* Start *
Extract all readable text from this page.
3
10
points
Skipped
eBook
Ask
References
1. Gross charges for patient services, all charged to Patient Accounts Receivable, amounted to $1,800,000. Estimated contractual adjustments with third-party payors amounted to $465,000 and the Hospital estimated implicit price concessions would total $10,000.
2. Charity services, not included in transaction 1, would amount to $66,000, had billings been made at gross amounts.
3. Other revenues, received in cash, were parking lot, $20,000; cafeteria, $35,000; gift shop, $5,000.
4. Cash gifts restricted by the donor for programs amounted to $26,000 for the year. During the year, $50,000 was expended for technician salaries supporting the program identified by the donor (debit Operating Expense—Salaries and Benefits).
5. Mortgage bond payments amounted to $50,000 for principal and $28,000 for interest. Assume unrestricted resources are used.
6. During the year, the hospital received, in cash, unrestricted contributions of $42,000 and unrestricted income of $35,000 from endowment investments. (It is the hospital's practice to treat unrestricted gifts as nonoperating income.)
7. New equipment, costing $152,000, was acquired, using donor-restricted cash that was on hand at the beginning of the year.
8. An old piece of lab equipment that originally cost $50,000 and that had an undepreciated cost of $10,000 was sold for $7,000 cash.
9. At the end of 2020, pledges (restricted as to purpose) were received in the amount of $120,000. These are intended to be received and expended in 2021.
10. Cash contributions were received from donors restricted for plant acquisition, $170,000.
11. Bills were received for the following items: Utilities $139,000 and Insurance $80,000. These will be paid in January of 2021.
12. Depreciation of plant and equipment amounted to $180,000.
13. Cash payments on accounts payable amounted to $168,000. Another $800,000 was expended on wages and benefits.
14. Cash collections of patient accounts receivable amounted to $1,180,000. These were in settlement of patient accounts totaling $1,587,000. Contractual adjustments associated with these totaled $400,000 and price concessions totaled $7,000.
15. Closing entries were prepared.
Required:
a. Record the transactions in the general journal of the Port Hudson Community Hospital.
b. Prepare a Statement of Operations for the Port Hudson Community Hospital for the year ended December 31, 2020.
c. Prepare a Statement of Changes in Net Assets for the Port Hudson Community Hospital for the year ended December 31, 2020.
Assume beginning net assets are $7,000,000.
* End *
#### Objective:
Provide the number of lines containing the string "gifts", with no other output.

#### Completed exercise:
2